# [THE TASK]
Count lines holding the string "xlabel" in the data that follows. Reply with one number only.

# [STORED DATA]
_ _ _ _

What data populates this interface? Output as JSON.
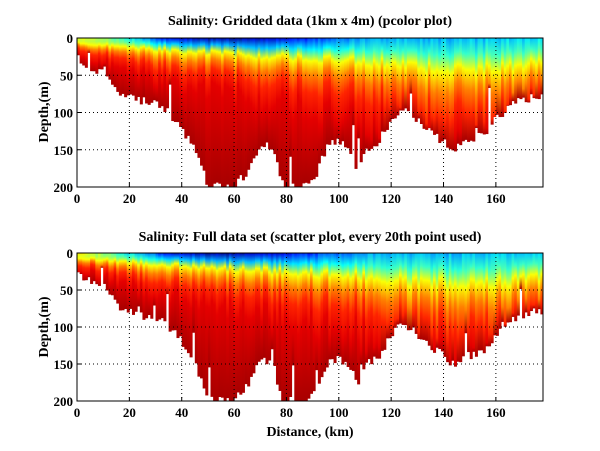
{
  "chart_data": [
    {
      "type": "heatmap",
      "title": "Salinity: Gridded data (1km x 4m) (pcolor plot)",
      "xlabel": "",
      "ylabel": "Depth,(m)",
      "xlim": [
        0,
        178
      ],
      "ylim": [
        200,
        0
      ],
      "xticks": [
        "0",
        "20",
        "40",
        "60",
        "80",
        "100",
        "120",
        "140",
        "160"
      ],
      "yticks": [
        "0",
        "50",
        "100",
        "150",
        "200"
      ],
      "grid": true,
      "colormap": "jet",
      "bottom_depth": {
        "distance_km": [
          0,
          3,
          6,
          10,
          12,
          15,
          20,
          25,
          30,
          35,
          40,
          45,
          48,
          50,
          55,
          60,
          65,
          70,
          75,
          78,
          80,
          85,
          90,
          95,
          100,
          105,
          108,
          110,
          115,
          120,
          125,
          130,
          135,
          140,
          143,
          148,
          155,
          160,
          165,
          170,
          175,
          178
        ],
        "depth_m": [
          28,
          35,
          42,
          45,
          55,
          70,
          80,
          85,
          90,
          100,
          120,
          150,
          175,
          200,
          200,
          200,
          180,
          140,
          150,
          190,
          200,
          200,
          195,
          150,
          135,
          160,
          185,
          150,
          140,
          110,
          95,
          110,
          125,
          140,
          150,
          140,
          130,
          110,
          90,
          85,
          80,
          78
        ]
      },
      "surface_value": {
        "distance_km": [
          0,
          8,
          20,
          35,
          50,
          65,
          80,
          95,
          110,
          125,
          140,
          160,
          178
        ],
        "normalized_salinity": [
          0.62,
          0.55,
          0.35,
          0.12,
          0.04,
          0.05,
          0.12,
          0.2,
          0.28,
          0.3,
          0.3,
          0.32,
          0.35
        ]
      },
      "halocline_depth": {
        "distance_km": [
          0,
          10,
          30,
          60,
          90,
          110,
          130,
          150,
          170,
          178
        ],
        "depth_m": [
          8,
          12,
          20,
          28,
          35,
          40,
          50,
          55,
          45,
          40
        ]
      }
    },
    {
      "type": "heatmap",
      "title": "Salinity: Full data set (scatter plot, every 20th point used)",
      "xlabel": "Distance, (km)",
      "ylabel": "Depth,(m)",
      "xlim": [
        0,
        178
      ],
      "ylim": [
        200,
        0
      ],
      "xticks": [
        "0",
        "20",
        "40",
        "60",
        "80",
        "100",
        "120",
        "140",
        "160"
      ],
      "yticks": [
        "0",
        "50",
        "100",
        "150",
        "200"
      ],
      "grid": true,
      "colormap": "jet",
      "bottom_depth": {
        "distance_km": [
          0,
          3,
          6,
          10,
          12,
          15,
          20,
          25,
          30,
          35,
          40,
          45,
          48,
          50,
          55,
          60,
          65,
          70,
          75,
          78,
          80,
          85,
          90,
          95,
          100,
          105,
          108,
          110,
          115,
          120,
          125,
          130,
          135,
          140,
          143,
          148,
          155,
          160,
          165,
          170,
          175,
          178
        ],
        "depth_m": [
          26,
          33,
          40,
          44,
          55,
          70,
          80,
          85,
          88,
          100,
          120,
          150,
          180,
          200,
          200,
          200,
          180,
          145,
          150,
          195,
          200,
          200,
          195,
          150,
          140,
          160,
          182,
          150,
          140,
          110,
          95,
          110,
          125,
          140,
          150,
          142,
          132,
          110,
          88,
          85,
          80,
          80
        ]
      },
      "surface_value": {
        "distance_km": [
          0,
          8,
          20,
          35,
          50,
          65,
          80,
          95,
          110,
          125,
          140,
          160,
          178
        ],
        "normalized_salinity": [
          0.62,
          0.55,
          0.35,
          0.12,
          0.04,
          0.05,
          0.12,
          0.2,
          0.28,
          0.3,
          0.3,
          0.32,
          0.35
        ]
      },
      "halocline_depth": {
        "distance_km": [
          0,
          10,
          30,
          60,
          90,
          110,
          130,
          150,
          170,
          178
        ],
        "depth_m": [
          8,
          12,
          20,
          28,
          35,
          40,
          50,
          55,
          45,
          40
        ]
      }
    }
  ]
}
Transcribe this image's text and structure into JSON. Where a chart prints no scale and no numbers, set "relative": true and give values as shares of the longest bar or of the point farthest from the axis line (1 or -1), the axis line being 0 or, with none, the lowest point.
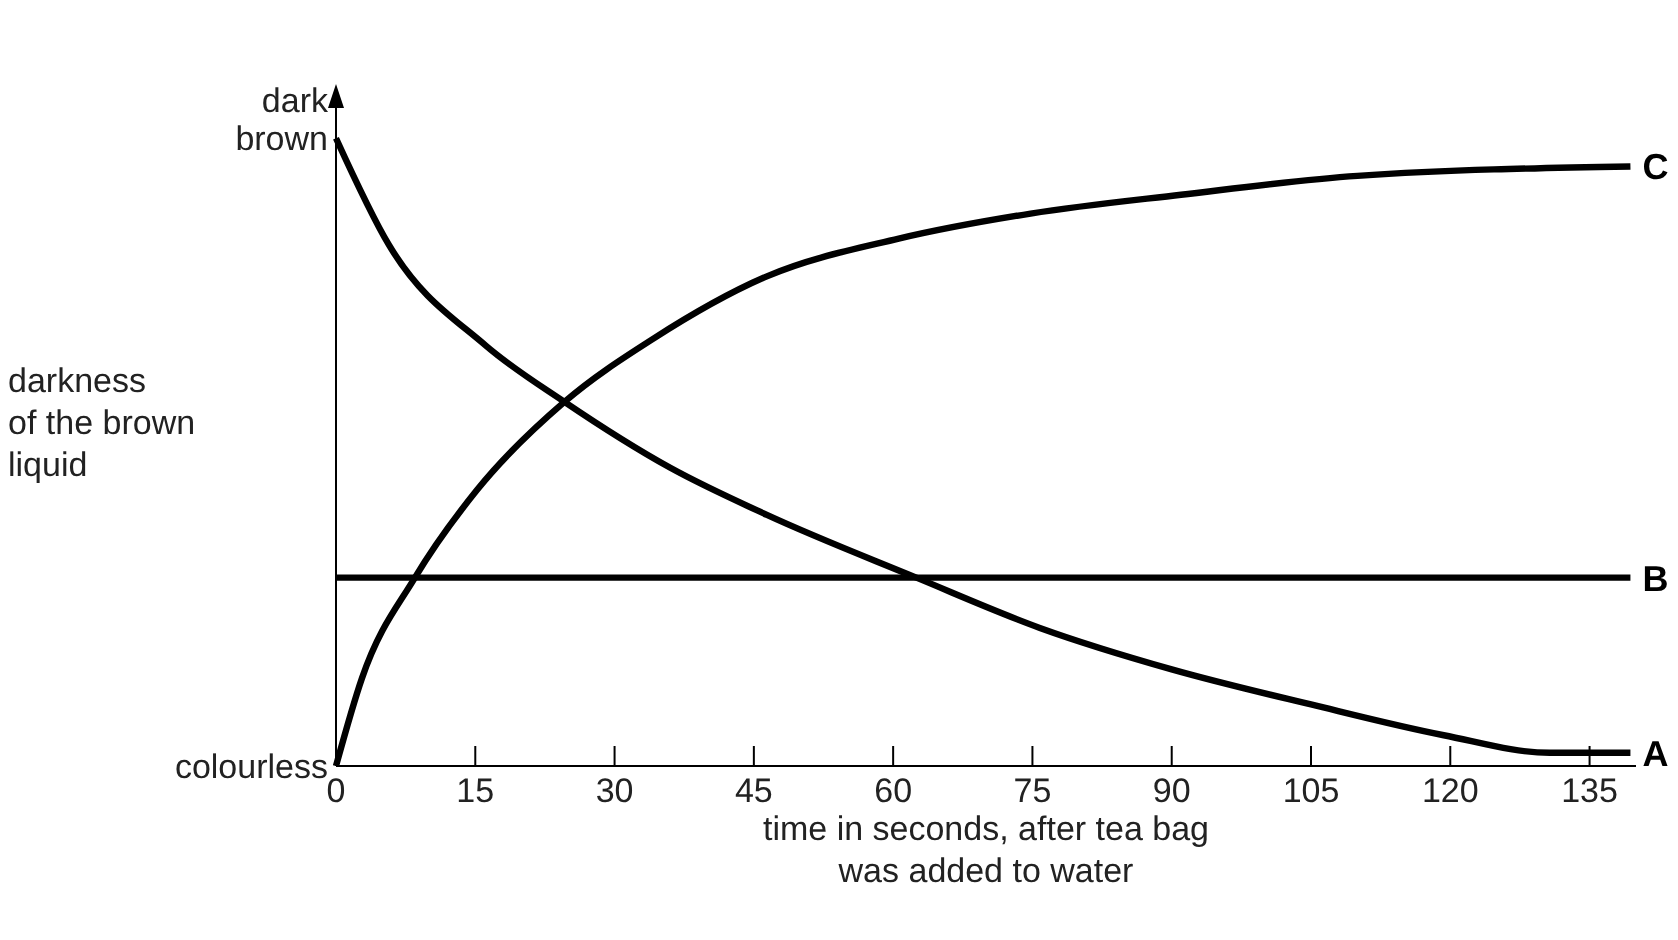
{
  "chart_data": {
    "type": "line",
    "xlabel": "time in seconds, after tea bag\nwas added to water",
    "ylabel": "darkness\nof the brown\nliquid",
    "xlim": [
      0,
      140
    ],
    "xticks": [
      0,
      15,
      30,
      45,
      60,
      75,
      90,
      105,
      120,
      135
    ],
    "relative": true,
    "annotations": [
      "dark\nbrown",
      "colourless"
    ],
    "marker": "none",
    "line_style": "solid",
    "series": [
      {
        "name": "A",
        "color": "#000000",
        "x": [
          0,
          5.7,
          16.1,
          24.6,
          36,
          46.4,
          62.5,
          75.8,
          90,
          105,
          119.3,
          130.7,
          139.4
        ],
        "values": [
          1.0,
          0.83,
          0.67,
          0.58,
          0.475,
          0.4,
          0.3,
          0.22,
          0.154,
          0.098,
          0.049,
          0.021,
          0.021
        ]
      },
      {
        "name": "B",
        "color": "#000000",
        "x": [
          0,
          139.4
        ],
        "values": [
          0.3,
          0.3
        ]
      },
      {
        "name": "C",
        "color": "#000000",
        "x": [
          0,
          2.8,
          8.5,
          15.2,
          24.6,
          34.1,
          46.4,
          60.6,
          74.8,
          91,
          110,
          139.4
        ],
        "values": [
          0,
          0.14,
          0.3,
          0.44,
          0.58,
          0.68,
          0.78,
          0.84,
          0.88,
          0.91,
          0.94,
          0.955
        ]
      }
    ]
  }
}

_ _ _ _

# [ANSWER TO THE PROBLEM]
3